§ **Given problem**
Copy every entry exactly.

Dataset entries
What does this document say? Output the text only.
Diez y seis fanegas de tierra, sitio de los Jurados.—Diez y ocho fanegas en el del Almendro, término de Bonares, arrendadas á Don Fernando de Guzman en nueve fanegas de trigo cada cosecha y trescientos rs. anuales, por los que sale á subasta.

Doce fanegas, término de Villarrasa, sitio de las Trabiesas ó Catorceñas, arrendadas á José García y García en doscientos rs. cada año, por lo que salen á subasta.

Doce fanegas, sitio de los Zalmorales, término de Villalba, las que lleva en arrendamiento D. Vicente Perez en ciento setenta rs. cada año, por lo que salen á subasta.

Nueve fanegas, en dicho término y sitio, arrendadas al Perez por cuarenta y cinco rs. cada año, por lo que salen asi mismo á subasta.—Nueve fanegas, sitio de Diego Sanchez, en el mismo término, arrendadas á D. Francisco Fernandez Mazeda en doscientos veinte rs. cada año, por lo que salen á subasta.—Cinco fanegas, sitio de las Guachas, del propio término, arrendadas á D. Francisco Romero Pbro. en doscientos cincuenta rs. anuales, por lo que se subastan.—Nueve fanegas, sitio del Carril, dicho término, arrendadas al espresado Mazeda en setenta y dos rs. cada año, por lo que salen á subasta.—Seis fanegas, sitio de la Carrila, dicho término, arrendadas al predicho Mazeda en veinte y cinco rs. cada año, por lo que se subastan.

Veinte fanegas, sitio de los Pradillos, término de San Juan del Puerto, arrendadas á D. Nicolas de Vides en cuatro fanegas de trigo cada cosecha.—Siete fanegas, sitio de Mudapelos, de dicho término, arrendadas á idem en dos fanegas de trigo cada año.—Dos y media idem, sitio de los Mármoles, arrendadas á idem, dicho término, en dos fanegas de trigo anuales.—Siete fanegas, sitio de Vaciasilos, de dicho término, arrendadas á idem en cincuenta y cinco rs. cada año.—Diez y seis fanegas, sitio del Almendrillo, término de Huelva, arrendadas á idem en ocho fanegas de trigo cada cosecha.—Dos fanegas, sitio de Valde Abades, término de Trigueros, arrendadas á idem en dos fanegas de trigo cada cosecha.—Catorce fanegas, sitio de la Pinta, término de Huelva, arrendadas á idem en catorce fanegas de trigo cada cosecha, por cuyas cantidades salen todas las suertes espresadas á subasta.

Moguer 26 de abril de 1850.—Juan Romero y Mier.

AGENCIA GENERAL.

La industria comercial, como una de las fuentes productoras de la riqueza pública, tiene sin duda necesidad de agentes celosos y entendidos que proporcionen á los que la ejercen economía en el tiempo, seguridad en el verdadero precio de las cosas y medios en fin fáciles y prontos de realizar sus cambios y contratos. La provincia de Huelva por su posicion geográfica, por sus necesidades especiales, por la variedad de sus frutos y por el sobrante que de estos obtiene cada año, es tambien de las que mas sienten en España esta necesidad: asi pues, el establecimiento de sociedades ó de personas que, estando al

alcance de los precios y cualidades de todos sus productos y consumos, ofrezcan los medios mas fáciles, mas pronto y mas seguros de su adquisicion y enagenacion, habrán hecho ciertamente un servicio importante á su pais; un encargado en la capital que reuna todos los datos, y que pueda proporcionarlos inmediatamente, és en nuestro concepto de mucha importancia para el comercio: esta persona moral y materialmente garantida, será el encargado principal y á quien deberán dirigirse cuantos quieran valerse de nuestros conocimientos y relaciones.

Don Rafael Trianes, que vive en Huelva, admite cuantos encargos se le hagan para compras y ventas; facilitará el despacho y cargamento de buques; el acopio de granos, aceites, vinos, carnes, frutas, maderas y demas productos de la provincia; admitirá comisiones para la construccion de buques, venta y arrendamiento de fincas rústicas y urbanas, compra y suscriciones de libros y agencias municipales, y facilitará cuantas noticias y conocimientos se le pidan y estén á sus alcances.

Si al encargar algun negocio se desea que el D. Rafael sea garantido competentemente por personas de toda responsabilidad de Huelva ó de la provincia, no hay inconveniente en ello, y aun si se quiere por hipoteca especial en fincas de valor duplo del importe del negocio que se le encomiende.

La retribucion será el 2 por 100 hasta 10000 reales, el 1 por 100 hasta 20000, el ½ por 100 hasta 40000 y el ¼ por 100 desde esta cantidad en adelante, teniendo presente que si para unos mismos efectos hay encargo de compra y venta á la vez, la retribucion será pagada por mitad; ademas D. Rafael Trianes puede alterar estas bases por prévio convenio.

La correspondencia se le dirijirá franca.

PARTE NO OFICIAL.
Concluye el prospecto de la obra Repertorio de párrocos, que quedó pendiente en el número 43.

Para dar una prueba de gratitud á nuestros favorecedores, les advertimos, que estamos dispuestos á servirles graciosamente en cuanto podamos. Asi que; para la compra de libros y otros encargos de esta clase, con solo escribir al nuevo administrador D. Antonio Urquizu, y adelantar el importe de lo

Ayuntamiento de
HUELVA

§ **Answer below**
What does this document say? Output the text only.
Diez y seis fanegas de tierra, sitio de los Jurados.—Diez y ocho fanegas en el del Almendro, término de Bonares, arrendadas á Don Fernando de Guzman en nueve fanegas de trigo cada cosecha y trescientos rs. anuales, por los que sale á subasta.

Doce fanegas, término de Villarrasa, sitio de las Trabiesas ó Catorceñas, arrendadas á José García y García en doscientos rs. cada año, por lo que salen á subasta.

Doce fanegas, sitio de los Zalmorales, término de Villalba, las que lleva en arrendamiento D. Vicente Perez en ciento setenta rs. cada año, por lo que salen á subasta.

Nueve fanegas, en dicho término y sitio, arrendadas al Perez por cuarenta y cinco rs. cada año, por lo que salen asi mismo á subasta.—Nueve fanegas, sitio de Diego Sanchez, en el mismo término, arrendadas á D. Francisco Fernandez Mazeda en doscientos veinte rs. cada año, por lo que salen á subasta.—Cinco fanegas, sitio de las Guachas, del propio término, arrendadas á D. Francisco Romero Pbro. en doscientos cincuenta rs. anuales, por lo que se subastan.—Nueve fanegas, sitio del Carril, dicho término, arrendadas al espresado Mazeda en setenta y dos rs. cada año, por lo que salen á subasta.—Seis fanegas, sitio de la Carrila, dicho término, arrendadas al predicho Mazeda en veinte y cinco rs. cada año, por lo que se subastan.

Veinte fanegas, sitio de los Pradillos, término de San Juan del Puerto, arrendadas á D. Nicolas de Vides en cuatro fanegas de trigo cada cosecha.—Siete fanegas, sitio de Mudapelos, de dicho término, arrendadas á idem en dos fanegas de trigo cada año.—Dos y media idem, sitio de los Mármoles, arrendadas á idem, dicho término, en dos fanegas de trigo anuales.—Siete fanegas, sitio de Vaciasilos, de dicho término, arrendadas á idem en cincuenta y cinco rs. cada año.—Diez y seis fanegas, sitio del Almendrillo, término de Huelva, arrendadas á idem en ocho fanegas de trigo cada cosecha.—Dos fanegas, sitio de Valde Abades, término de Trigueros, arrendadas á idem en dos fanegas de trigo cada cosecha.—Catorce fanegas, sitio de la Pinta, término de Huelva, arrendadas á idem en catorce fanegas de trigo cada cosecha, por cuyas cantidades salen todas las suertes espresadas á subasta.

Moguer 26 de abril de 1850.—Juan Romero y Mier.

AGENCIA GENERAL.

La industria comercial, como una de las fuentes productoras de la riqueza pública, tiene sin duda necesidad de agentes celosos y entendidos que proporcionen á los que la ejercen economía en el tiempo, seguridad en el verdadero precio de las cosas y medios en fin fáciles y prontos de realizar sus cambios y contratos. La provincia de Huelva por su posicion geográfica, por sus necesidades especiales, por la variedad de sus frutos y por el sobrante que de estos obtiene cada año, es tambien de las que mas sienten en España esta necesidad: asi pues, el establecimiento de sociedades ó de personas que, estando al

alcance de los precios y cualidades de todos sus productos y consumos, ofrezcan los medios mas fáciles, mas pronto y mas seguros de su adquisicion y enagenacion, habrán hecho ciertamente un servicio importante á su pais; un encargado en la capital que reuna todos los datos, y que pueda proporcionarlos inmediatamente, és en nuestro concepto de mucha importancia para el comercio: esta persona moral y materialmente garantida, será el encargado principal y á quien deberán dirigirse cuantos quieran valerse de nuestros conocimientos y relaciones.

Don Rafael Trianes, que vive en Huelva, admite cuantos encargos se le hagan para compras y ventas; facilitará el despacho y cargamento de buques; el acopio de granos, aceites, vinos, carnes, frutas, maderas y demas productos de la provincia; admitirá comisiones para la construccion de buques, venta y arrendamiento de fincas rústicas y urbanas, compra y suscriciones de libros y agencias municipales, y facilitará cuantas noticias y conocimientos se le pidan y estén á sus alcances.

Si al encargar algun negocio se desea que el D. Rafael sea garantido competentemente por personas de toda responsabilidad de Huelva ó de la provincia, no hay inconveniente en ello, y aun si se quiere por hipoteca especial en fincas de valor duplo del importe del negocio que se le encomiende.

La retribucion será el 2 por 100 hasta 10000 reales, el 1 por 100 hasta 20000, el ½ por 100 hasta 40000 y el ¼ por 100 desde esta cantidad en adelante, teniendo presente que si para unos mismos efectos hay encargo de compra y venta á la vez, la retribucion será pagada por mitad; ademas D. Rafael Trianes puede alterar estas bases por prévio convenio.

La correspondencia se le dirijirá franca.

PARTE NO OFICIAL.
Concluye el prospecto de la obra Repertorio de párrocos, que quedó pendiente en el número 43.

Para dar una prueba de gratitud á nuestros favorecedores, les advertimos, que estamos dispuestos á servirles graciosamente en cuanto podamos. Asi que; para la compra de libros y otros encargos de esta clase, con solo escribir al nuevo administrador D. Antonio Urquizu, y adelantar el importe de lo

Ayuntamiento de
HUELVA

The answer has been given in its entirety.